**TASK TO CARRY OUT**
Give the data below again, word for word.

**MATERIAL PROVIDED**
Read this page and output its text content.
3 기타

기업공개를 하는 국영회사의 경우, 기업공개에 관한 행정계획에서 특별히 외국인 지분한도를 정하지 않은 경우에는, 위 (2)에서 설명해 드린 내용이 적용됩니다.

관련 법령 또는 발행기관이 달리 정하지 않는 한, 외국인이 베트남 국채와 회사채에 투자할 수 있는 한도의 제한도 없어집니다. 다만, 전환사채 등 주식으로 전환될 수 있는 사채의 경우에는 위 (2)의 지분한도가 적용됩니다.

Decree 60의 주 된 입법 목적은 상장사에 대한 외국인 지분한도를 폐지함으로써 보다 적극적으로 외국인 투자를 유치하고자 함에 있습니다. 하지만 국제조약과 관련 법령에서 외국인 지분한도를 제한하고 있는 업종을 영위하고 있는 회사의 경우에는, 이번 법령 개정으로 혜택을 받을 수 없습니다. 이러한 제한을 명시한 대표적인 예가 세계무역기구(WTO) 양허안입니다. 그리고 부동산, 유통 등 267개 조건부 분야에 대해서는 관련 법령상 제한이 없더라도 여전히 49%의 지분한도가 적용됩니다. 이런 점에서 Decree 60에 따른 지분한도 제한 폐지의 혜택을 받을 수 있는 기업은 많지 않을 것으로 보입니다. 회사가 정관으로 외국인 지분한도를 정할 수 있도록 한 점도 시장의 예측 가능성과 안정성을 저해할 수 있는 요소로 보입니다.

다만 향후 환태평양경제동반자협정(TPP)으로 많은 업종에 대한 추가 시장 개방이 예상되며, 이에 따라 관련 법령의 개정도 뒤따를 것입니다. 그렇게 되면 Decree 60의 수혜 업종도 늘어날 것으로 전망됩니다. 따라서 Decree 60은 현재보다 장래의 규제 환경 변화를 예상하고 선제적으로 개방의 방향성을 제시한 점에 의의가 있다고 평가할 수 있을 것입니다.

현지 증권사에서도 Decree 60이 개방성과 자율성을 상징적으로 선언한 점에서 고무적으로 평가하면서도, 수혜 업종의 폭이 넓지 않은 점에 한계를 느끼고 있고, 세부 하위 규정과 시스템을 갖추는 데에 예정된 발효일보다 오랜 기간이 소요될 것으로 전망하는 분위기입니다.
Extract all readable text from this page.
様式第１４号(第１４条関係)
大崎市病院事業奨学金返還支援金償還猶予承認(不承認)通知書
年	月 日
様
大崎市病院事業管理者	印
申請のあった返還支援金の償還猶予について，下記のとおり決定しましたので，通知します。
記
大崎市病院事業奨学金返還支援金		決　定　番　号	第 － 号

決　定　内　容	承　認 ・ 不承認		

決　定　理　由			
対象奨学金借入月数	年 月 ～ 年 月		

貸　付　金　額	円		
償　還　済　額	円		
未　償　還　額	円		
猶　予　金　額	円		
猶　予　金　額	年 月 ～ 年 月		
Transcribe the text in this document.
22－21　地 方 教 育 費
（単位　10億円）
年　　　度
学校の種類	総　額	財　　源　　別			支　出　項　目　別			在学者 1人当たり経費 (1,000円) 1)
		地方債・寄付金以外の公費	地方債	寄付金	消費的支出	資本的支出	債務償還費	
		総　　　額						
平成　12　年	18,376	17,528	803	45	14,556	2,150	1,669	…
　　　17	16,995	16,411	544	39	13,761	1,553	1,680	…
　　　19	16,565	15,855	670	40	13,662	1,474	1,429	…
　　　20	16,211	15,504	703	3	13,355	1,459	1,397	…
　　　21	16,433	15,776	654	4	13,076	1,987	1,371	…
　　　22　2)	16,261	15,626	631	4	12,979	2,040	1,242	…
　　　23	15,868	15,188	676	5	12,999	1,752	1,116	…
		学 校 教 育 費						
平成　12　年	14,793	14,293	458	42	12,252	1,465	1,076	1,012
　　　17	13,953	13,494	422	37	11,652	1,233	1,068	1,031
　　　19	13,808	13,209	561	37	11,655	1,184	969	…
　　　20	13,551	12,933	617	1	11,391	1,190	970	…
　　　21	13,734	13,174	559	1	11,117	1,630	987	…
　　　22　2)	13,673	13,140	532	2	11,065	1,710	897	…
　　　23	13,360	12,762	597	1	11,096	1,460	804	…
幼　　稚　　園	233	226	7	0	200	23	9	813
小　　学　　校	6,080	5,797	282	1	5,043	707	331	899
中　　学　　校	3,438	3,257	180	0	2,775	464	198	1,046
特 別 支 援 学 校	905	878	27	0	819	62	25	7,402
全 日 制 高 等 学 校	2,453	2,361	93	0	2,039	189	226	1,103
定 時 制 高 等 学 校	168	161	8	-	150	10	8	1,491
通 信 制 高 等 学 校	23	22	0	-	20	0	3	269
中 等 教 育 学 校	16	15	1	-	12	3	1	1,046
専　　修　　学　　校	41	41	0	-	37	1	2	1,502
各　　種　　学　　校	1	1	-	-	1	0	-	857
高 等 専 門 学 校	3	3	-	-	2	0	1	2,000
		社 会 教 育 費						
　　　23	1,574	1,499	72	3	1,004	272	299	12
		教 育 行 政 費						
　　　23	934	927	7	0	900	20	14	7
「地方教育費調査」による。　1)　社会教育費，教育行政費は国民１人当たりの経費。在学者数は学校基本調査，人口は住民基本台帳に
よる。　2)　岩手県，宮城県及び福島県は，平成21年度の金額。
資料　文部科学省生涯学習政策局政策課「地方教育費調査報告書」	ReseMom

**RESULT**
Read this page and output its text content.
3 기타

기업공개를 하는 국영회사의 경우, 기업공개에 관한 행정계획에서 특별히 외국인 지분한도를 정하지 않은 경우에는, 위 (2)에서 설명해 드린 내용이 적용됩니다.

관련 법령 또는 발행기관이 달리 정하지 않는 한, 외국인이 베트남 국채와 회사채에 투자할 수 있는 한도의 제한도 없어집니다. 다만, 전환사채 등 주식으로 전환될 수 있는 사채의 경우에는 위 (2)의 지분한도가 적용됩니다.

Decree 60의 주 된 입법 목적은 상장사에 대한 외국인 지분한도를 폐지함으로써 보다 적극적으로 외국인 투자를 유치하고자 함에 있습니다. 하지만 국제조약과 관련 법령에서 외국인 지분한도를 제한하고 있는 업종을 영위하고 있는 회사의 경우에는, 이번 법령 개정으로 혜택을 받을 수 없습니다. 이러한 제한을 명시한 대표적인 예가 세계무역기구(WTO) 양허안입니다. 그리고 부동산, 유통 등 267개 조건부 분야에 대해서는 관련 법령상 제한이 없더라도 여전히 49%의 지분한도가 적용됩니다. 이런 점에서 Decree 60에 따른 지분한도 제한 폐지의 혜택을 받을 수 있는 기업은 많지 않을 것으로 보입니다. 회사가 정관으로 외국인 지분한도를 정할 수 있도록 한 점도 시장의 예측 가능성과 안정성을 저해할 수 있는 요소로 보입니다.

다만 향후 환태평양경제동반자협정(TPP)으로 많은 업종에 대한 추가 시장 개방이 예상되며, 이에 따라 관련 법령의 개정도 뒤따를 것입니다. 그렇게 되면 Decree 60의 수혜 업종도 늘어날 것으로 전망됩니다. 따라서 Decree 60은 현재보다 장래의 규제 환경 변화를 예상하고 선제적으로 개방의 방향성을 제시한 점에 의의가 있다고 평가할 수 있을 것입니다.

현지 증권사에서도 Decree 60이 개방성과 자율성을 상징적으로 선언한 점에서 고무적으로 평가하면서도, 수혜 업종의 폭이 넓지 않은 점에 한계를 느끼고 있고, 세부 하위 규정과 시스템을 갖추는 데에 예정된 발효일보다 오랜 기간이 소요될 것으로 전망하는 분위기입니다.
Extract all readable text from this page.
様式第１４号(第１４条関係)
大崎市病院事業奨学金返還支援金償還猶予承認(不承認)通知書
年	月 日
様
大崎市病院事業管理者	印
申請のあった返還支援金の償還猶予について，下記のとおり決定しましたので，通知します。
記
大崎市病院事業奨学金返還支援金		決　定　番　号	第 － 号

決　定　内　容	承　認 ・ 不承認		

決　定　理　由			
対象奨学金借入月数	年 月 ～ 年 月		

貸　付　金　額	円		
償　還　済　額	円		
未　償　還　額	円		
猶　予　金　額	円		
猶　予　金　額	年 月 ～ 年 月		
Transcribe the text in this document.
22－21　地 方 教 育 費
（単位　10億円）
年　　　度
学校の種類	総　額	財　　源　　別			支　出　項　目　別			在学者 1人当たり経費 (1,000円) 1)
		地方債・寄付金以外の公費	地方債	寄付金	消費的支出	資本的支出	債務償還費	
		総　　　額						
平成　12　年	18,376	17,528	803	45	14,556	2,150	1,669	…
　　　17	16,995	16,411	544	39	13,761	1,553	1,680	…
　　　19	16,565	15,855	670	40	13,662	1,474	1,429	…
　　　20	16,211	15,504	703	3	13,355	1,459	1,397	…
　　　21	16,433	15,776	654	4	13,076	1,987	1,371	…
　　　22　2)	16,261	15,626	631	4	12,979	2,040	1,242	…
　　　23	15,868	15,188	676	5	12,999	1,752	1,116	…
		学 校 教 育 費						
平成　12　年	14,793	14,293	458	42	12,252	1,465	1,076	1,012
　　　17	13,953	13,494	422	37	11,652	1,233	1,068	1,031
　　　19	13,808	13,209	561	37	11,655	1,184	969	…
　　　20	13,551	12,933	617	1	11,391	1,190	970	…
　　　21	13,734	13,174	559	1	11,117	1,630	987	…
　　　22　2)	13,673	13,140	532	2	11,065	1,710	897	…
　　　23	13,360	12,762	597	1	11,096	1,460	804	…
幼　　稚　　園	233	226	7	0	200	23	9	813
小　　学　　校	6,080	5,797	282	1	5,043	707	331	899
中　　学　　校	3,438	3,257	180	0	2,775	464	198	1,046
特 別 支 援 学 校	905	878	27	0	819	62	25	7,402
全 日 制 高 等 学 校	2,453	2,361	93	0	2,039	189	226	1,103
定 時 制 高 等 学 校	168	161	8	-	150	10	8	1,491
通 信 制 高 等 学 校	23	22	0	-	20	0	3	269
中 等 教 育 学 校	16	15	1	-	12	3	1	1,046
専　　修　　学　　校	41	41	0	-	37	1	2	1,502
各　　種　　学　　校	1	1	-	-	1	0	-	857
高 等 専 門 学 校	3	3	-	-	2	0	1	2,000
		社 会 教 育 費						
　　　23	1,574	1,499	72	3	1,004	272	299	12
		教 育 行 政 費						
　　　23	934	927	7	0	900	20	14	7
「地方教育費調査」による。　1)　社会教育費，教育行政費は国民１人当たりの経費。在学者数は学校基本調査，人口は住民基本台帳に
よる。　2)　岩手県，宮城県及び福島県は，平成21年度の金額。
資料　文部科学省生涯学習政策局政策課「地方教育費調査報告書」	ReseMom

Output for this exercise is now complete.